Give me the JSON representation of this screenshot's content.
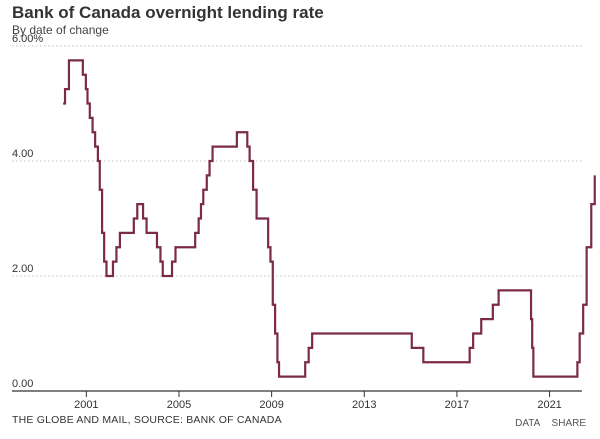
{
  "header": {
    "title": "Bank of Canada overnight lending rate",
    "subtitle": "By date of change"
  },
  "footer": {
    "source": "THE GLOBE AND MAIL, SOURCE: BANK OF CANADA",
    "data_link": "DATA",
    "share_link": "SHARE"
  },
  "colors": {
    "line": "#7b2a4a",
    "grid": "#bfbfbf",
    "axis": "#333333"
  },
  "chart_data": {
    "type": "line",
    "step": true,
    "title": "Bank of Canada overnight lending rate",
    "subtitle": "By date of change",
    "xlim": [
      1999.0,
      2022.4
    ],
    "ylim": [
      0,
      6.0
    ],
    "y_ticks": [
      {
        "value": 0,
        "label": "0.00"
      },
      {
        "value": 2,
        "label": "2.00"
      },
      {
        "value": 4,
        "label": "4.00"
      },
      {
        "value": 6,
        "label": "6.00%"
      }
    ],
    "x_ticks": [
      {
        "value": 2001,
        "label": "2001"
      },
      {
        "value": 2005,
        "label": "2005"
      },
      {
        "value": 2009,
        "label": "2009"
      },
      {
        "value": 2013,
        "label": "2013"
      },
      {
        "value": 2017,
        "label": "2017"
      },
      {
        "value": 2021,
        "label": "2021"
      }
    ],
    "grid": true,
    "series": [
      {
        "points": [
          [
            2000.0,
            5.0
          ],
          [
            2000.08,
            5.25
          ],
          [
            2000.25,
            5.75
          ],
          [
            2000.85,
            5.5
          ],
          [
            2000.98,
            5.25
          ],
          [
            2001.05,
            5.0
          ],
          [
            2001.15,
            4.75
          ],
          [
            2001.27,
            4.5
          ],
          [
            2001.38,
            4.25
          ],
          [
            2001.5,
            4.0
          ],
          [
            2001.58,
            3.5
          ],
          [
            2001.68,
            2.75
          ],
          [
            2001.77,
            2.25
          ],
          [
            2001.87,
            2.0
          ],
          [
            2002.15,
            2.25
          ],
          [
            2002.3,
            2.5
          ],
          [
            2002.45,
            2.75
          ],
          [
            2003.05,
            3.0
          ],
          [
            2003.2,
            3.25
          ],
          [
            2003.45,
            3.0
          ],
          [
            2003.6,
            2.75
          ],
          [
            2004.05,
            2.5
          ],
          [
            2004.2,
            2.25
          ],
          [
            2004.3,
            2.0
          ],
          [
            2004.7,
            2.25
          ],
          [
            2004.85,
            2.5
          ],
          [
            2005.7,
            2.75
          ],
          [
            2005.85,
            3.0
          ],
          [
            2005.95,
            3.25
          ],
          [
            2006.05,
            3.5
          ],
          [
            2006.2,
            3.75
          ],
          [
            2006.32,
            4.0
          ],
          [
            2006.45,
            4.25
          ],
          [
            2007.5,
            4.5
          ],
          [
            2007.95,
            4.25
          ],
          [
            2008.05,
            4.0
          ],
          [
            2008.2,
            3.5
          ],
          [
            2008.35,
            3.0
          ],
          [
            2008.85,
            2.5
          ],
          [
            2008.95,
            2.25
          ],
          [
            2009.05,
            1.5
          ],
          [
            2009.15,
            1.0
          ],
          [
            2009.25,
            0.5
          ],
          [
            2009.32,
            0.25
          ],
          [
            2010.45,
            0.5
          ],
          [
            2010.6,
            0.75
          ],
          [
            2010.75,
            1.0
          ],
          [
            2015.05,
            0.75
          ],
          [
            2015.55,
            0.5
          ],
          [
            2017.55,
            0.75
          ],
          [
            2017.7,
            1.0
          ],
          [
            2018.05,
            1.25
          ],
          [
            2018.55,
            1.5
          ],
          [
            2018.8,
            1.75
          ],
          [
            2020.2,
            1.25
          ],
          [
            2020.25,
            0.75
          ],
          [
            2020.3,
            0.25
          ],
          [
            2022.2,
            0.5
          ],
          [
            2022.3,
            1.0
          ],
          [
            2022.45,
            1.5
          ],
          [
            2022.6,
            2.5
          ],
          [
            2022.8,
            3.25
          ],
          [
            2022.95,
            3.75
          ]
        ]
      }
    ]
  }
}
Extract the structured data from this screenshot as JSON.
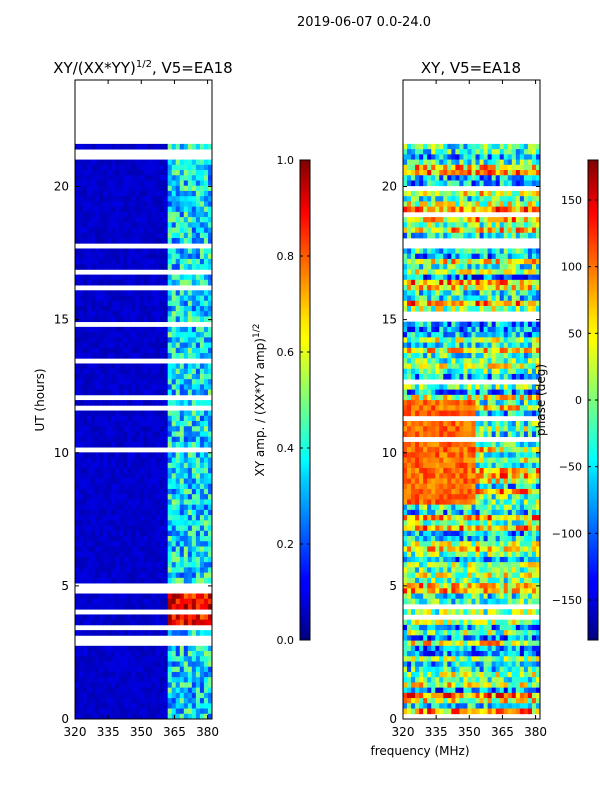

════════

[Written instruction] Do not include the images; transcribe the rest of the listing exactly.

[Finished task]
Give me the JSON representation of this screenshot's content.
{
  "header": {
    "title": "Bank of Canada overnight lending rate",
    "subtitle": "By date of change"
  },
  "footer": {
    "source": "THE GLOBE AND MAIL, SOURCE: BANK OF CANADA",
    "data_link": "DATA",
    "share_link": "SHARE"
  },
  "colors": {
    "line": "#7b2a4a",
    "grid": "#bfbfbf",
    "axis": "#333333"
  },
  "chart_data": {
    "type": "line",
    "step": true,
    "title": "Bank of Canada overnight lending rate",
    "subtitle": "By date of change",
    "xlim": [
      1999.0,
      2022.4
    ],
    "ylim": [
      0,
      6.0
    ],
    "y_ticks": [
      {
        "value": 0,
        "label": "0.00"
      },
      {
        "value": 2,
        "label": "2.00"
      },
      {
        "value": 4,
        "label": "4.00"
      },
      {
        "value": 6,
        "label": "6.00%"
      }
    ],
    "x_ticks": [
      {
        "value": 2001,
        "label": "2001"
      },
      {
        "value": 2005,
        "label": "2005"
      },
      {
        "value": 2009,
        "label": "2009"
      },
      {
        "value": 2013,
        "label": "2013"
      },
      {
        "value": 2017,
        "label": "2017"
      },
      {
        "value": 2021,
        "label": "2021"
      }
    ],
    "grid": true,
    "series": [
      {
        "points": [
          [
            2000.0,
            5.0
          ],
          [
            2000.08,
            5.25
          ],
          [
            2000.25,
            5.75
          ],
          [
            2000.85,
            5.5
          ],
          [
            2000.98,
            5.25
          ],
          [
            2001.05,
            5.0
          ],
          [
            2001.15,
            4.75
          ],
          [
            2001.27,
            4.5
          ],
          [
            2001.38,
            4.25
          ],
          [
            2001.5,
            4.0
          ],
          [
            2001.58,
            3.5
          ],
          [
            2001.68,
            2.75
          ],
          [
            2001.77,
            2.25
          ],
          [
            2001.87,
            2.0
          ],
          [
            2002.15,
            2.25
          ],
          [
            2002.3,
            2.5
          ],
          [
            2002.45,
            2.75
          ],
          [
            2003.05,
            3.0
          ],
          [
            2003.2,
            3.25
          ],
          [
            2003.45,
            3.0
          ],
          [
            2003.6,
            2.75
          ],
          [
            2004.05,
            2.5
          ],
          [
            2004.2,
            2.25
          ],
          [
            2004.3,
            2.0
          ],
          [
            2004.7,
            2.25
          ],
          [
            2004.85,
            2.5
          ],
          [
            2005.7,
            2.75
          ],
          [
            2005.85,
            3.0
          ],
          [
            2005.95,
            3.25
          ],
          [
            2006.05,
            3.5
          ],
          [
            2006.2,
            3.75
          ],
          [
            2006.32,
            4.0
          ],
          [
            2006.45,
            4.25
          ],
          [
            2007.5,
            4.5
          ],
          [
            2007.95,
            4.25
          ],
          [
            2008.05,
            4.0
          ],
          [
            2008.2,
            3.5
          ],
          [
            2008.35,
            3.0
          ],
          [
            2008.85,
            2.5
          ],
          [
            2008.95,
            2.25
          ],
          [
            2009.05,
            1.5
          ],
          [
            2009.15,
            1.0
          ],
          [
            2009.25,
            0.5
          ],
          [
            2009.32,
            0.25
          ],
          [
            2010.45,
            0.5
          ],
          [
            2010.6,
            0.75
          ],
          [
            2010.75,
            1.0
          ],
          [
            2015.05,
            0.75
          ],
          [
            2015.55,
            0.5
          ],
          [
            2017.55,
            0.75
          ],
          [
            2017.7,
            1.0
          ],
          [
            2018.05,
            1.25
          ],
          [
            2018.55,
            1.5
          ],
          [
            2018.8,
            1.75
          ],
          [
            2020.2,
            1.25
          ],
          [
            2020.25,
            0.75
          ],
          [
            2020.3,
            0.25
          ],
          [
            2022.2,
            0.5
          ],
          [
            2022.3,
            1.0
          ],
          [
            2022.45,
            1.5
          ],
          [
            2022.6,
            2.5
          ],
          [
            2022.8,
            3.25
          ],
          [
            2022.95,
            3.75
          ]
        ]
      }
    ]
  }
}
Extract the structured data from this screenshot as JSON.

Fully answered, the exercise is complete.